◆ **What the task asks**
Copy the rows from the very first one through the line that contains "- color-group: Color", swapping "Standard and Inverted" for "Normal and Reversed" and leaving everything else the same.
* BEGIN *
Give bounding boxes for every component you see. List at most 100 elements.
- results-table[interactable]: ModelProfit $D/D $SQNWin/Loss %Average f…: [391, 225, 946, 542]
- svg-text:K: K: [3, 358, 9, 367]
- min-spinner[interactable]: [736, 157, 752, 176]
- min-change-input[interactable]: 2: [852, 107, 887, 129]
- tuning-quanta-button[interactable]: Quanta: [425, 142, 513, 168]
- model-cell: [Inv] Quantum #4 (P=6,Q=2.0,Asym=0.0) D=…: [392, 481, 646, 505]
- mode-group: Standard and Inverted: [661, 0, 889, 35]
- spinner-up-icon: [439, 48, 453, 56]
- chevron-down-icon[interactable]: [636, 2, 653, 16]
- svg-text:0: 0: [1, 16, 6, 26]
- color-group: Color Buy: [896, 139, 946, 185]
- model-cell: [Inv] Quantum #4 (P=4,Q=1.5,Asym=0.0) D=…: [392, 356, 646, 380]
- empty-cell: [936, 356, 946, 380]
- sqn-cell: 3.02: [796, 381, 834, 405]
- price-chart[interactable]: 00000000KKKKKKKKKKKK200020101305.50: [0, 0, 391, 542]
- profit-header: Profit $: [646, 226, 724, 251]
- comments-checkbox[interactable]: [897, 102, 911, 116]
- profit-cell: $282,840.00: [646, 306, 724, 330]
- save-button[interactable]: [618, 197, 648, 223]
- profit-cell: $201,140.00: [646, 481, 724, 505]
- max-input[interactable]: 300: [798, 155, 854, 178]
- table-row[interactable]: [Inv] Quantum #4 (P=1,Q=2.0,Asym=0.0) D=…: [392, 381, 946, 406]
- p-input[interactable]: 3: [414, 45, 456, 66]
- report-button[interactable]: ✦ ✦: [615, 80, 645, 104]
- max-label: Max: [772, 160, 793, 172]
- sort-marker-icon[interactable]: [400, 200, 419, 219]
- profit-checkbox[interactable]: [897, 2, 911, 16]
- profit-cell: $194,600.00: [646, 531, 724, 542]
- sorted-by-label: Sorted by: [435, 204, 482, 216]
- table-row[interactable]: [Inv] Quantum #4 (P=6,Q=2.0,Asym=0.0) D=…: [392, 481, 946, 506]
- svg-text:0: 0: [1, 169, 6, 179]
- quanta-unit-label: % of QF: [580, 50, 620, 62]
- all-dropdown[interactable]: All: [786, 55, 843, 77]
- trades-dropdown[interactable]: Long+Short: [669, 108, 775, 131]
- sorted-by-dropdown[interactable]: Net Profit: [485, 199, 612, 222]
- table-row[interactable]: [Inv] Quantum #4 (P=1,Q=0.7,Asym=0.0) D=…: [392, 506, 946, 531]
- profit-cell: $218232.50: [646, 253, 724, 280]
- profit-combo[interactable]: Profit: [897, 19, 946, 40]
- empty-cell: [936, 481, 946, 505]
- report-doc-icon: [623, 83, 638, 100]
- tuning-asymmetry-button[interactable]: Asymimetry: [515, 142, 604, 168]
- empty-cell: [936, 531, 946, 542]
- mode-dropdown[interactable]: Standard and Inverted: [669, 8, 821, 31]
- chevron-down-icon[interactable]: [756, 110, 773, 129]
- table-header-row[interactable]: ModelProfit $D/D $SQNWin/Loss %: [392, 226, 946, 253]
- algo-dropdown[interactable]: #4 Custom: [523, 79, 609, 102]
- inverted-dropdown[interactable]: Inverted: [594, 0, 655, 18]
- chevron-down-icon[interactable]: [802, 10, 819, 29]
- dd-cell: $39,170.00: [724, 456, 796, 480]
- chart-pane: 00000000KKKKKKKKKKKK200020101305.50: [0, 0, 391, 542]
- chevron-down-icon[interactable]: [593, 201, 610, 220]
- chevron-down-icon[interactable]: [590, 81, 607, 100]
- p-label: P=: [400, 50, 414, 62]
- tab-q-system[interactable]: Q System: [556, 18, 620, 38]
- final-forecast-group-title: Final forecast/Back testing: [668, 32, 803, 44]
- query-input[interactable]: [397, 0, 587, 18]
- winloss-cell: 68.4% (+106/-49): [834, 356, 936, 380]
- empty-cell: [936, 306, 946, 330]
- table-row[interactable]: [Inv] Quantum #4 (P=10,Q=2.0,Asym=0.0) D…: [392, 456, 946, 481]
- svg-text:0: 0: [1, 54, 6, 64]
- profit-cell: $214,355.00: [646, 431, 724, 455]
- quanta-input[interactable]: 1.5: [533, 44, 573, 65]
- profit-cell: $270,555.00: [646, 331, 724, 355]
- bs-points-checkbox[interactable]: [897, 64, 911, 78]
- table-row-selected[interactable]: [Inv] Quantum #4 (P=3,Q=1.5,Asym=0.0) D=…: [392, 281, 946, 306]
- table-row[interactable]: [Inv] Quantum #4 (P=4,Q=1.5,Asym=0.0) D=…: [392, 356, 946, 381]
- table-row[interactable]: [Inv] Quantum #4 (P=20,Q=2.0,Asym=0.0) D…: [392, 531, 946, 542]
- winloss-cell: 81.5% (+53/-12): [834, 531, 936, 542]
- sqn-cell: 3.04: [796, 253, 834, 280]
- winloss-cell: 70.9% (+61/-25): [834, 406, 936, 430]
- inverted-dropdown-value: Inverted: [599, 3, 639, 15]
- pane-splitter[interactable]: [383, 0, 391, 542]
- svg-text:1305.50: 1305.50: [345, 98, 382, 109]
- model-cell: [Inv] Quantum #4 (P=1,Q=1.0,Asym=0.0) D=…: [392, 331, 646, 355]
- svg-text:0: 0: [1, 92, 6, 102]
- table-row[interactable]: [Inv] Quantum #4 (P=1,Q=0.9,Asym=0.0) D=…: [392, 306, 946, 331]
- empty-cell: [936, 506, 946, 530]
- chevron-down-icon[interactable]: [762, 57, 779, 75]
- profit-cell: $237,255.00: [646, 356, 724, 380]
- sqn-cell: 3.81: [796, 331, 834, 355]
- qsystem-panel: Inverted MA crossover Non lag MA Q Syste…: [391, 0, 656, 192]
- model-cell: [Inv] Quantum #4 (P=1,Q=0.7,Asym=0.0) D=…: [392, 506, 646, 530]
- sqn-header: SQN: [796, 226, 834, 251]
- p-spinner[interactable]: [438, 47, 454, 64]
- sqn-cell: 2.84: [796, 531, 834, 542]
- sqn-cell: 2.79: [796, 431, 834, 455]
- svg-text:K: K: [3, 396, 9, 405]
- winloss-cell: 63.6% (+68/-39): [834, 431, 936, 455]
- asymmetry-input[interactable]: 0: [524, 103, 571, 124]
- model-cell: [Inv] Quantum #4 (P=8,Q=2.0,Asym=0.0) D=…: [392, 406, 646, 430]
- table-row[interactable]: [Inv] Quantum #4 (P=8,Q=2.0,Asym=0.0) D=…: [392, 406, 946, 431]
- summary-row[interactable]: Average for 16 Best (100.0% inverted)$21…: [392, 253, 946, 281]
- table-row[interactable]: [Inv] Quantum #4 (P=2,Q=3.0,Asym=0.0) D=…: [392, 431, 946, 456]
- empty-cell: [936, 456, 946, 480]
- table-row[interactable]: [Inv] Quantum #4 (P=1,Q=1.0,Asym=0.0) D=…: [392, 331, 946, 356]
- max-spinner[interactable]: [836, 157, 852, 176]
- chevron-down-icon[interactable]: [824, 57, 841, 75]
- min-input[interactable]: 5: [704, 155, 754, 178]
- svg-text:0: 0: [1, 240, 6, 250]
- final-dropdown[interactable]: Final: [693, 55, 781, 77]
* END *
◆ **Written response**
Give bounding boxes for every component you see. List at most 100 elements.
- results-table[interactable]: ModelProfit $D/D $SQNWin/Loss %Average f…: [391, 225, 946, 542]
- svg-text:K: K: [3, 358, 9, 367]
- min-spinner[interactable]: [736, 157, 752, 176]
- min-change-input[interactable]: 2: [852, 107, 887, 129]
- tuning-quanta-button[interactable]: Quanta: [425, 142, 513, 168]
- model-cell: [Inv] Quantum #4 (P=6,Q=2.0,Asym=0.0) D=…: [392, 481, 646, 505]
- mode-group: Normal and Reversed: [661, 0, 889, 35]
- spinner-up-icon: [439, 48, 453, 56]
- chevron-down-icon[interactable]: [636, 2, 653, 16]
- svg-text:0: 0: [1, 16, 6, 26]
- color-group: Color Buy: [896, 139, 946, 185]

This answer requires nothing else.